===== Available records =====

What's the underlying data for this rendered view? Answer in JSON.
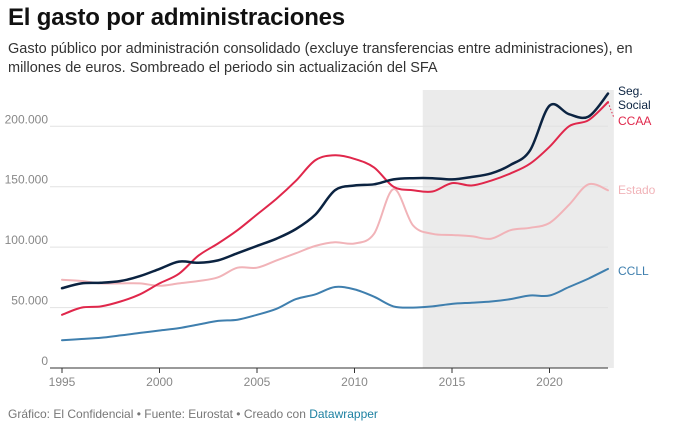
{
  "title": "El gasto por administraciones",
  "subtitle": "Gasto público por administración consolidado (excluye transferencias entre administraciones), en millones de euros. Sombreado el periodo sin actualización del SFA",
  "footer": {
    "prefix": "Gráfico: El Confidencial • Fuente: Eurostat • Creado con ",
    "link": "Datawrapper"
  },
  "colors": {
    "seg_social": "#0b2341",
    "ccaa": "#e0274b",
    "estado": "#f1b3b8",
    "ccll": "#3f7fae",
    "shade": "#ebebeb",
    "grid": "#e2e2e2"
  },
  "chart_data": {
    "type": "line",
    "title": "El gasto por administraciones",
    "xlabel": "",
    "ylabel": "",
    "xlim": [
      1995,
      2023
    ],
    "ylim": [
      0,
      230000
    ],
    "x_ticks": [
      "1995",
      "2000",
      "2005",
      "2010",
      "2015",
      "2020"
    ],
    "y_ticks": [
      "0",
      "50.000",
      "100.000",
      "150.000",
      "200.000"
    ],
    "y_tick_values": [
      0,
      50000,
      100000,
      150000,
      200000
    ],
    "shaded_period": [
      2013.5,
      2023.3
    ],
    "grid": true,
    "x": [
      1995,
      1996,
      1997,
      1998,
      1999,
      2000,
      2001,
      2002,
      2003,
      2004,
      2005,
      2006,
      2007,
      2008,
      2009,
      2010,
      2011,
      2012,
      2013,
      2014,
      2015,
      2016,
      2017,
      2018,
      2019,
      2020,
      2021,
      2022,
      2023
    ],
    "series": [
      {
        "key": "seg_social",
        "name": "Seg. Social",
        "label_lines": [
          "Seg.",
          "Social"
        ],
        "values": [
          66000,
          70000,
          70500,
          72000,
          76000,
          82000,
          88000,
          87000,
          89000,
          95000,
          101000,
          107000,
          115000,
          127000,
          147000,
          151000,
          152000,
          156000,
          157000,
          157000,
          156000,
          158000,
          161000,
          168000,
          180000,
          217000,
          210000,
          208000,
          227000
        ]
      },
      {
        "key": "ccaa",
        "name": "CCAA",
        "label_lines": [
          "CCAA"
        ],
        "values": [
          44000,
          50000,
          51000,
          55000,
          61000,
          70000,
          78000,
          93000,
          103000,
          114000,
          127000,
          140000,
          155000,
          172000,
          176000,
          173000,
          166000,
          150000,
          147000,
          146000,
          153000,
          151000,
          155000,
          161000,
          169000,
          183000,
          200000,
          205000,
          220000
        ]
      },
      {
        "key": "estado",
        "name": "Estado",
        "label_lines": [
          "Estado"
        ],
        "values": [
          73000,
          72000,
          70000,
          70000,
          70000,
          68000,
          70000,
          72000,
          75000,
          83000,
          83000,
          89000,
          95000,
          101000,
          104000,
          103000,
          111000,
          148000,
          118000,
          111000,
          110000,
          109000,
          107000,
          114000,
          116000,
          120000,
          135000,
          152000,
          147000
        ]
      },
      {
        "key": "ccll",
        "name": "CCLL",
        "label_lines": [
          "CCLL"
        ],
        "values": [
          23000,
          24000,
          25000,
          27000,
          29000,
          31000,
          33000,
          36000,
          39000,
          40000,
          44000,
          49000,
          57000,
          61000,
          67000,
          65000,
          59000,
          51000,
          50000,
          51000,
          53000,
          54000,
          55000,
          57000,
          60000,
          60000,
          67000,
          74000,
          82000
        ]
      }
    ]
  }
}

=====

_What the exercise asks_: Will you set down the records word for word while leaving out every picture?

_Final result_:
What's the underlying data for this rendered view? Answer in JSON.
{
  "title": "El gasto por administraciones",
  "subtitle": "Gasto público por administración consolidado (excluye transferencias entre administraciones), en millones de euros. Sombreado el periodo sin actualización del SFA",
  "footer": {
    "prefix": "Gráfico: El Confidencial • Fuente: Eurostat • Creado con ",
    "link": "Datawrapper"
  },
  "colors": {
    "seg_social": "#0b2341",
    "ccaa": "#e0274b",
    "estado": "#f1b3b8",
    "ccll": "#3f7fae",
    "shade": "#ebebeb",
    "grid": "#e2e2e2"
  },
  "chart_data": {
    "type": "line",
    "title": "El gasto por administraciones",
    "xlabel": "",
    "ylabel": "",
    "xlim": [
      1995,
      2023
    ],
    "ylim": [
      0,
      230000
    ],
    "x_ticks": [
      "1995",
      "2000",
      "2005",
      "2010",
      "2015",
      "2020"
    ],
    "y_ticks": [
      "0",
      "50.000",
      "100.000",
      "150.000",
      "200.000"
    ],
    "y_tick_values": [
      0,
      50000,
      100000,
      150000,
      200000
    ],
    "shaded_period": [
      2013.5,
      2023.3
    ],
    "grid": true,
    "x": [
      1995,
      1996,
      1997,
      1998,
      1999,
      2000,
      2001,
      2002,
      2003,
      2004,
      2005,
      2006,
      2007,
      2008,
      2009,
      2010,
      2011,
      2012,
      2013,
      2014,
      2015,
      2016,
      2017,
      2018,
      2019,
      2020,
      2021,
      2022,
      2023
    ],
    "series": [
      {
        "key": "seg_social",
        "name": "Seg. Social",
        "label_lines": [
          "Seg.",
          "Social"
        ],
        "values": [
          66000,
          70000,
          70500,
          72000,
          76000,
          82000,
          88000,
          87000,
          89000,
          95000,
          101000,
          107000,
          115000,
          127000,
          147000,
          151000,
          152000,
          156000,
          157000,
          157000,
          156000,
          158000,
          161000,
          168000,
          180000,
          217000,
          210000,
          208000,
          227000
        ]
      },
      {
        "key": "ccaa",
        "name": "CCAA",
        "label_lines": [
          "CCAA"
        ],
        "values": [
          44000,
          50000,
          51000,
          55000,
          61000,
          70000,
          78000,
          93000,
          103000,
          114000,
          127000,
          140000,
          155000,
          172000,
          176000,
          173000,
          166000,
          150000,
          147000,
          146000,
          153000,
          151000,
          155000,
          161000,
          169000,
          183000,
          200000,
          205000,
          220000
        ]
      },
      {
        "key": "estado",
        "name": "Estado",
        "label_lines": [
          "Estado"
        ],
        "values": [
          73000,
          72000,
          70000,
          70000,
          70000,
          68000,
          70000,
          72000,
          75000,
          83000,
          83000,
          89000,
          95000,
          101000,
          104000,
          103000,
          111000,
          148000,
          118000,
          111000,
          110000,
          109000,
          107000,
          114000,
          116000,
          120000,
          135000,
          152000,
          147000
        ]
      },
      {
        "key": "ccll",
        "name": "CCLL",
        "label_lines": [
          "CCLL"
        ],
        "values": [
          23000,
          24000,
          25000,
          27000,
          29000,
          31000,
          33000,
          36000,
          39000,
          40000,
          44000,
          49000,
          57000,
          61000,
          67000,
          65000,
          59000,
          51000,
          50000,
          51000,
          53000,
          54000,
          55000,
          57000,
          60000,
          60000,
          67000,
          74000,
          82000
        ]
      }
    ]
  }
}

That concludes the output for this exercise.